## Excerpt
His heroic leadership and battlefield intuition have cemented Hunty’s place as one of our most valiant and professional battlefield tank commanders in the Indian Armoured Corps.
But it wasn’t just about Gen. Hanut Singh. It was also the very fine teams he trained, each more daring than the last and imbibed with a special ‘Poona Horse Spirit’, which was the hallmark of the brave regiment. Lt Gen. Balraj Takhar, who was Hanut Singh’s Adjutant in the 1971 war, said: “He inspired fierce loyalty and courage; the officers and men ready to unhesitatingly carry out the most hazardous tasks. His command style was very personal, he knew each tank commander and was always in full control of the regiment, leaving the other tasks of maintaining rear links to higher HQs to me. His battlefield intuition was outstanding and he knew this was the moment he had trained for all his life.”
In fact, such was Gen Hanut Singh’s influence on his team that later when I was Col. GS to Bali Takhar in a major exercise, ‘Shiv Shakti’ in 1998-99, he was almost identical in his leadership style. Even Lt Gen. Ajai Singh, was similarly influenced, as I discovered while serving as a young General Staff Officer-3 on his staff.
Gen. Hanut Singh was different from the very beginning. His distinguished, chivalrous and proud lineage from the Jasol Rathore Rajputs spurred him to join the Indian Army. His father, Lt Col Arjun Singh, had commanded the Kachhawa Horse, so it was natural for Hanut to join the Poona Horse, a very distinguished cavalry regiment, in 1952.
Lt Gen. Surrinder Singh mentions Hanut in his book Fakhr-e- Hind – The Story of the Poona Horse. He describes him as: “A tall, lean and ascetic figure, uncompromising in his beliefs and convictions, yet gentle and considerate to his juniors and subordinates… he was an extremely dedicated professional. A man of sterling character, combined with a forceful personality, he had no time for fools, a fact that was soon apparent to those in this category.”
In his book, Leadership in the Indian Army: Biographies of Twelve Soldiers, Maj. Gen. V.K. Singh writes about how Gen Hanut Singh modelled himself after the “German General Staff”, particularly their total dedication to the profession of arms, and “their unmatched expertise in the art of war”.

## Supplied information

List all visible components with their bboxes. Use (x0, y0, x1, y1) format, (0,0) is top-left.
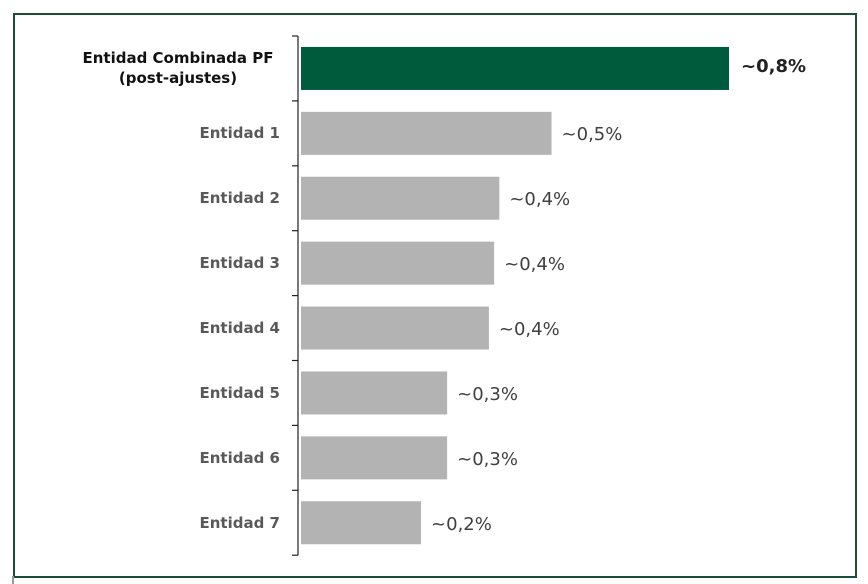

## What needs to be done
Set down the passage about Gen. Hanut Singh again in full, word for word, with nothing changed.

## Final result
His heroic leadership and battlefield intuition have cemented Hunty’s place as one of our most valiant and professional battlefield tank commanders in the Indian Armoured Corps.
But it wasn’t just about Gen. Hanut Singh. It was also the very fine teams he trained, each more daring than the last and imbibed with a special ‘Poona Horse Spirit’, which was the hallmark of the brave regiment. Lt Gen. Balraj Takhar, who was Hanut Singh’s Adjutant in the 1971 war, said: “He inspired fierce loyalty and courage; the officers and men ready to unhesitatingly carry out the most hazardous tasks. His command style was very personal, he knew each tank commander and was always in full control of the regiment, leaving the other tasks of maintaining rear links to higher HQs to me. His battlefield intuition was outstanding and he knew this was the moment he had trained for all his life.”
In fact, such was Gen Hanut Singh’s influence on his team that later when I was Col. GS to Bali Takhar in a major exercise, ‘Shiv Shakti’ in 1998-99, he was almost identical in his leadership style. Even Lt Gen. Ajai Singh, was similarly influenced, as I discovered while serving as a young General Staff Officer-3 on his staff.
Gen. Hanut Singh was different from the very beginning. His distinguished, chivalrous and proud lineage from the Jasol Rathore Rajputs spurred him to join the Indian Army. His father, Lt Col Arjun Singh, had commanded the Kachhawa Horse, so it was natural for Hanut to join the Poona Horse, a very distinguished cavalry regiment, in 1952.
Lt Gen. Surrinder Singh mentions Hanut in his book Fakhr-e- Hind – The Story of the Poona Horse. He describes him as: “A tall, lean and ascetic figure, uncompromising in his beliefs and convictions, yet gentle and considerate to his juniors and subordinates… he was an extremely dedicated professional. A man of sterling character, combined with a forceful personality, he had no time for fools, a fact that was soon apparent to those in this category.”
In his book, Leadership in the Indian Army: Biographies of Twelve Soldiers, Maj. Gen. V.K. Singh writes about how Gen Hanut Singh modelled himself after the “German General Staff”, particularly their total dedication to the profession of arms, and “their unmatched expertise in the art of war”.